#### EXERCISE INPUT
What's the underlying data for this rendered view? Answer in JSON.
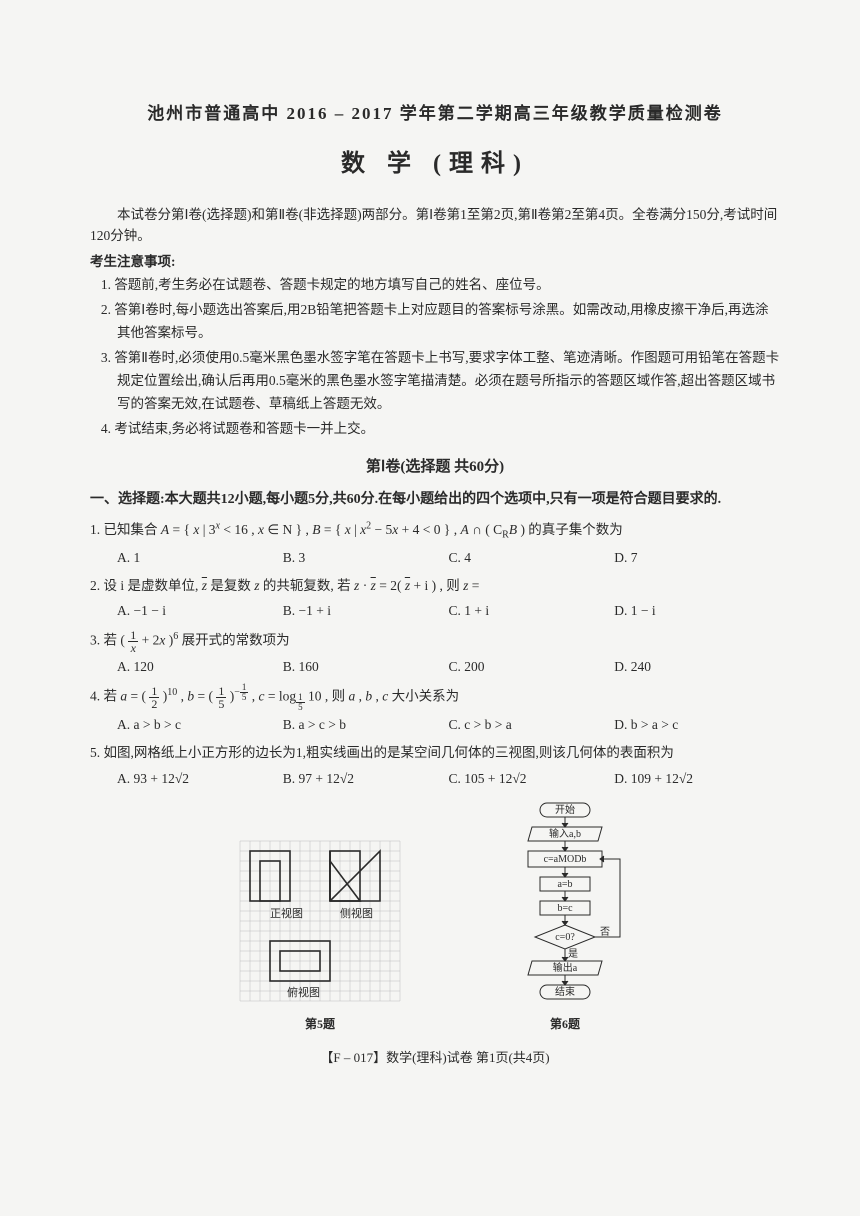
{
  "header": {
    "title_line": "池州市普通高中 2016 – 2017 学年第二学期高三年级教学质量检测卷",
    "subject": "数 学 (理科)"
  },
  "intro": "本试卷分第Ⅰ卷(选择题)和第Ⅱ卷(非选择题)两部分。第Ⅰ卷第1至第2页,第Ⅱ卷第2至第4页。全卷满分150分,考试时间120分钟。",
  "notice_head": "考生注意事项:",
  "notices": [
    "1. 答题前,考生务必在试题卷、答题卡规定的地方填写自己的姓名、座位号。",
    "2. 答第Ⅰ卷时,每小题选出答案后,用2B铅笔把答题卡上对应题目的答案标号涂黑。如需改动,用橡皮擦干净后,再选涂其他答案标号。",
    "3. 答第Ⅱ卷时,必须使用0.5毫米黑色墨水签字笔在答题卡上书写,要求字体工整、笔迹清晰。作图题可用铅笔在答题卡规定位置绘出,确认后再用0.5毫米的黑色墨水签字笔描清楚。必须在题号所指示的答题区域作答,超出答题区域书写的答案无效,在试题卷、草稿纸上答题无效。",
    "4. 考试结束,务必将试题卷和答题卡一并上交。"
  ],
  "section1_title": "第Ⅰ卷(选择题 共60分)",
  "choice_instr": "一、选择题:本大题共12小题,每小题5分,共60分.在每小题给出的四个选项中,只有一项是符合题目要求的.",
  "q1": {
    "stem": "1. 已知集合 A = { x | 3ˣ < 16 , x ∈ N } , B = { x | x² − 5x + 4 < 0 } , A ∩ ( C<sub>R</sub> B ) 的真子集个数为",
    "A": "A. 1",
    "B": "B. 3",
    "C": "C. 4",
    "D": "D. 7"
  },
  "q2": {
    "stem_pre": "2. 设 i 是虚数单位, ",
    "stem_post": " 是复数 z 的共轭复数, 若 z · ",
    "stem_end": " = 2( ",
    "stem_tail": " + i ) , 则 z =",
    "A": "A. −1 − i",
    "B": "B. −1 + i",
    "C": "C. 1 + i",
    "D": "D. 1 − i"
  },
  "q3": {
    "stem": "3. 若 ( 1/x + 2x )⁶ 展开式的常数项为",
    "A": "A. 120",
    "B": "B. 160",
    "C": "C. 200",
    "D": "D. 240"
  },
  "q4": {
    "stem": "4. 若 a = (1/2)¹⁰ , b = (1/5)⁻¹ᐟ⁵ , c = log₁/₅ 10 , 则 a , b , c 大小关系为",
    "A": "A. a > b > c",
    "B": "B. a > c > b",
    "C": "C. c > b > a",
    "D": "D. b > a > c"
  },
  "q5": {
    "stem": "5. 如图,网格纸上小正方形的边长为1,粗实线画出的是某空间几何体的三视图,则该几何体的表面积为",
    "A": "A. 93 + 12√2",
    "B": "B. 97 + 12√2",
    "C": "C. 105 + 12√2",
    "D": "D. 109 + 12√2"
  },
  "fig5": {
    "label": "第5题",
    "front": "正视图",
    "side": "侧视图",
    "top": "俯视图",
    "grid_color": "#bdbdbd",
    "line_color": "#2a2a2a",
    "grid_step": 10
  },
  "fig6": {
    "label": "第6题",
    "t_start": "开始",
    "t_input": "输入a,b",
    "t_mod": "c=aMODb",
    "t_ab": "a=b",
    "t_bc": "b=c",
    "t_cond": "c=0?",
    "t_yes": "是",
    "t_no": "否",
    "t_out": "输出a",
    "t_end": "结束",
    "line_color": "#2a2a2a"
  },
  "footer": "【F – 017】数学(理科)试卷 第1页(共4页)"
}
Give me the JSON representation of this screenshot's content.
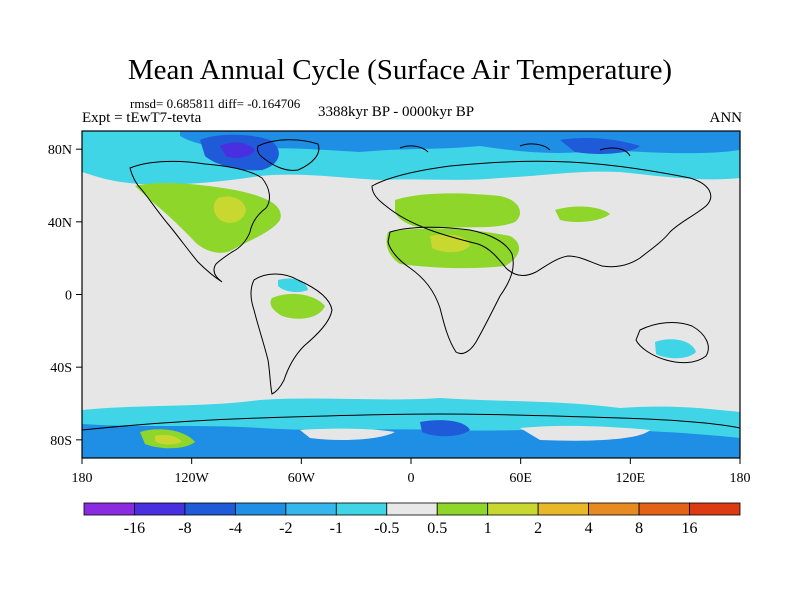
{
  "title": "Mean Annual Cycle (Surface Air Temperature)",
  "stats": "rmsd= 0.685811 diff= -0.164706",
  "experiment": "Expt = tEwT7-tevta",
  "period": "3388kyr BP - 0000kyr BP",
  "season": "ANN",
  "y_ticks": [
    {
      "lat": 80,
      "label": "80N"
    },
    {
      "lat": 40,
      "label": "40N"
    },
    {
      "lat": 0,
      "label": "0"
    },
    {
      "lat": -40,
      "label": "40S"
    },
    {
      "lat": -80,
      "label": "80S"
    }
  ],
  "x_ticks": [
    {
      "lon": -180,
      "label": "180"
    },
    {
      "lon": -120,
      "label": "120W"
    },
    {
      "lon": -60,
      "label": "60W"
    },
    {
      "lon": 0,
      "label": "0"
    },
    {
      "lon": 60,
      "label": "60E"
    },
    {
      "lon": 120,
      "label": "120E"
    },
    {
      "lon": 180,
      "label": "180"
    }
  ],
  "colorbar": {
    "colors": [
      "#8a2be2",
      "#4a2fe0",
      "#1f5ad8",
      "#1f8fe6",
      "#35b7ee",
      "#3fd4e6",
      "#e8e8e8",
      "#8ed62a",
      "#c8d830",
      "#e8b82a",
      "#e88a22",
      "#e46218",
      "#dc3a12"
    ],
    "labels": [
      "-16",
      "-8",
      "-4",
      "-2",
      "-1",
      "-0.5",
      "0.5",
      "1",
      "2",
      "4",
      "8",
      "16"
    ]
  },
  "field_colors": {
    "background": "#e6e6e6",
    "cool_light": "#3fd4e6",
    "cool_medium": "#1f8fe6",
    "cool_dark": "#1f5ad8",
    "cool_darker": "#4a2fe0",
    "warm_light": "#8ed62a",
    "warm_medium": "#c8d830"
  }
}
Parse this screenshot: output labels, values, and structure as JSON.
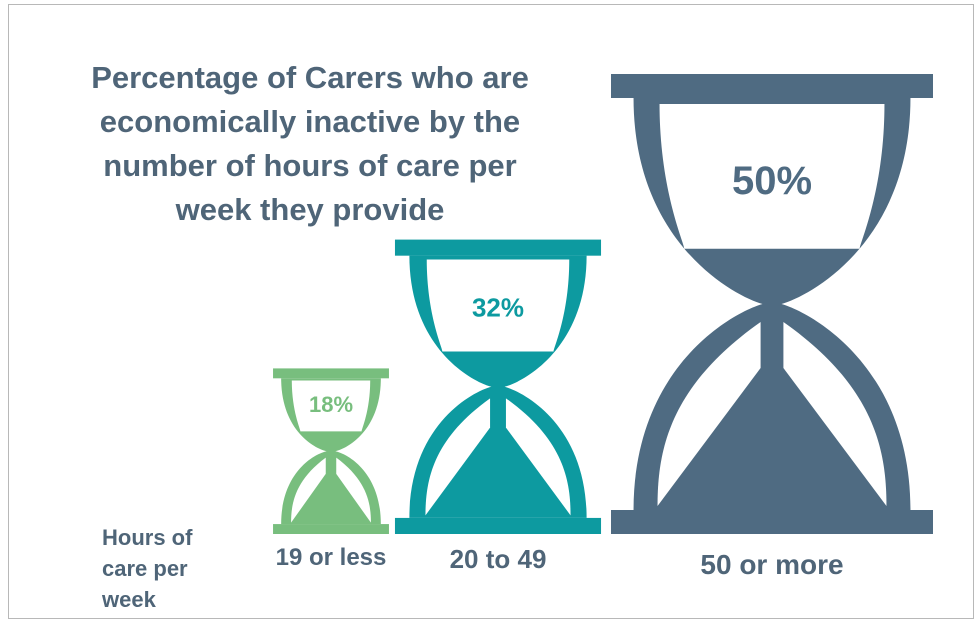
{
  "chart_data": {
    "type": "bar",
    "title_lines": [
      "Percentage of Carers who are",
      "economically inactive by the",
      "number of hours of care per",
      "week they provide"
    ],
    "xlabel_lines": [
      "Hours of",
      "care per",
      "week"
    ],
    "categories": [
      "19 or less",
      "20 to 49",
      "50 or more"
    ],
    "values": [
      18,
      32,
      50
    ],
    "value_labels": [
      "18%",
      "32%",
      "50%"
    ],
    "colors": [
      "#78be7e",
      "#0d9aa0",
      "#4f6b82"
    ]
  }
}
########
* _INSTRUCTIONS TO FOLLOW_: From the data above, write out everything exactly except the pictures.

* _WRITTEN RESPONSE_:
What's the underlying data for this rendered view? Answer in JSON.
{
  "header": {
    "title_line": "池州市普通高中 2016 – 2017 学年第二学期高三年级教学质量检测卷",
    "subject": "数 学 (理科)"
  },
  "intro": "本试卷分第Ⅰ卷(选择题)和第Ⅱ卷(非选择题)两部分。第Ⅰ卷第1至第2页,第Ⅱ卷第2至第4页。全卷满分150分,考试时间120分钟。",
  "notice_head": "考生注意事项:",
  "notices": [
    "1. 答题前,考生务必在试题卷、答题卡规定的地方填写自己的姓名、座位号。",
    "2. 答第Ⅰ卷时,每小题选出答案后,用2B铅笔把答题卡上对应题目的答案标号涂黑。如需改动,用橡皮擦干净后,再选涂其他答案标号。",
    "3. 答第Ⅱ卷时,必须使用0.5毫米黑色墨水签字笔在答题卡上书写,要求字体工整、笔迹清晰。作图题可用铅笔在答题卡规定位置绘出,确认后再用0.5毫米的黑色墨水签字笔描清楚。必须在题号所指示的答题区域作答,超出答题区域书写的答案无效,在试题卷、草稿纸上答题无效。",
    "4. 考试结束,务必将试题卷和答题卡一并上交。"
  ],
  "section1_title": "第Ⅰ卷(选择题 共60分)",
  "choice_instr": "一、选择题:本大题共12小题,每小题5分,共60分.在每小题给出的四个选项中,只有一项是符合题目要求的.",
  "q1": {
    "stem": "1. 已知集合 A = { x | 3ˣ < 16 , x ∈ N } , B = { x | x² − 5x + 4 < 0 } , A ∩ ( C<sub>R</sub> B ) 的真子集个数为",
    "A": "A. 1",
    "B": "B. 3",
    "C": "C. 4",
    "D": "D. 7"
  },
  "q2": {
    "stem_pre": "2. 设 i 是虚数单位, ",
    "stem_post": " 是复数 z 的共轭复数, 若 z · ",
    "stem_end": " = 2( ",
    "stem_tail": " + i ) , 则 z =",
    "A": "A. −1 − i",
    "B": "B. −1 + i",
    "C": "C. 1 + i",
    "D": "D. 1 − i"
  },
  "q3": {
    "stem": "3. 若 ( 1/x + 2x )⁶ 展开式的常数项为",
    "A": "A. 120",
    "B": "B. 160",
    "C": "C. 200",
    "D": "D. 240"
  },
  "q4": {
    "stem": "4. 若 a = (1/2)¹⁰ , b = (1/5)⁻¹ᐟ⁵ , c = log₁/₅ 10 , 则 a , b , c 大小关系为",
    "A": "A. a > b > c",
    "B": "B. a > c > b",
    "C": "C. c > b > a",
    "D": "D. b > a > c"
  },
  "q5": {
    "stem": "5. 如图,网格纸上小正方形的边长为1,粗实线画出的是某空间几何体的三视图,则该几何体的表面积为",
    "A": "A. 93 + 12√2",
    "B": "B. 97 + 12√2",
    "C": "C. 105 + 12√2",
    "D": "D. 109 + 12√2"
  },
  "fig5": {
    "label": "第5题",
    "front": "正视图",
    "side": "侧视图",
    "top": "俯视图",
    "grid_color": "#bdbdbd",
    "line_color": "#2a2a2a",
    "grid_step": 10
  },
  "fig6": {
    "label": "第6题",
    "t_start": "开始",
    "t_input": "输入a,b",
    "t_mod": "c=aMODb",
    "t_ab": "a=b",
    "t_bc": "b=c",
    "t_cond": "c=0?",
    "t_yes": "是",
    "t_no": "否",
    "t_out": "输出a",
    "t_end": "结束",
    "line_color": "#2a2a2a"
  },
  "footer": "【F – 017】数学(理科)试卷 第1页(共4页)"
}
Give me the JSON representation of this screenshot's content.
{
  "title": "Mean Annual Cycle (Surface Air Temperature)",
  "stats": "rmsd= 0.685811 diff= -0.164706",
  "experiment": "Expt = tEwT7-tevta",
  "period": "3388kyr BP - 0000kyr BP",
  "season": "ANN",
  "y_ticks": [
    {
      "lat": 80,
      "label": "80N"
    },
    {
      "lat": 40,
      "label": "40N"
    },
    {
      "lat": 0,
      "label": "0"
    },
    {
      "lat": -40,
      "label": "40S"
    },
    {
      "lat": -80,
      "label": "80S"
    }
  ],
  "x_ticks": [
    {
      "lon": -180,
      "label": "180"
    },
    {
      "lon": -120,
      "label": "120W"
    },
    {
      "lon": -60,
      "label": "60W"
    },
    {
      "lon": 0,
      "label": "0"
    },
    {
      "lon": 60,
      "label": "60E"
    },
    {
      "lon": 120,
      "label": "120E"
    },
    {
      "lon": 180,
      "label": "180"
    }
  ],
  "colorbar": {
    "colors": [
      "#8a2be2",
      "#4a2fe0",
      "#1f5ad8",
      "#1f8fe6",
      "#35b7ee",
      "#3fd4e6",
      "#e8e8e8",
      "#8ed62a",
      "#c8d830",
      "#e8b82a",
      "#e88a22",
      "#e46218",
      "#dc3a12"
    ],
    "labels": [
      "-16",
      "-8",
      "-4",
      "-2",
      "-1",
      "-0.5",
      "0.5",
      "1",
      "2",
      "4",
      "8",
      "16"
    ]
  },
  "field_colors": {
    "background": "#e6e6e6",
    "cool_light": "#3fd4e6",
    "cool_medium": "#1f8fe6",
    "cool_dark": "#1f5ad8",
    "cool_darker": "#4a2fe0",
    "warm_light": "#8ed62a",
    "warm_medium": "#c8d830"
  }
}
Parse this screenshot: output labels, values, and structure as JSON.
{
  "chart_data": {
    "type": "bar",
    "title_lines": [
      "Percentage of Carers who are",
      "economically inactive by the",
      "number of hours of care per",
      "week they provide"
    ],
    "xlabel_lines": [
      "Hours of",
      "care per",
      "week"
    ],
    "categories": [
      "19 or less",
      "20 to 49",
      "50 or more"
    ],
    "values": [
      18,
      32,
      50
    ],
    "value_labels": [
      "18%",
      "32%",
      "50%"
    ],
    "colors": [
      "#78be7e",
      "#0d9aa0",
      "#4f6b82"
    ]
  }
}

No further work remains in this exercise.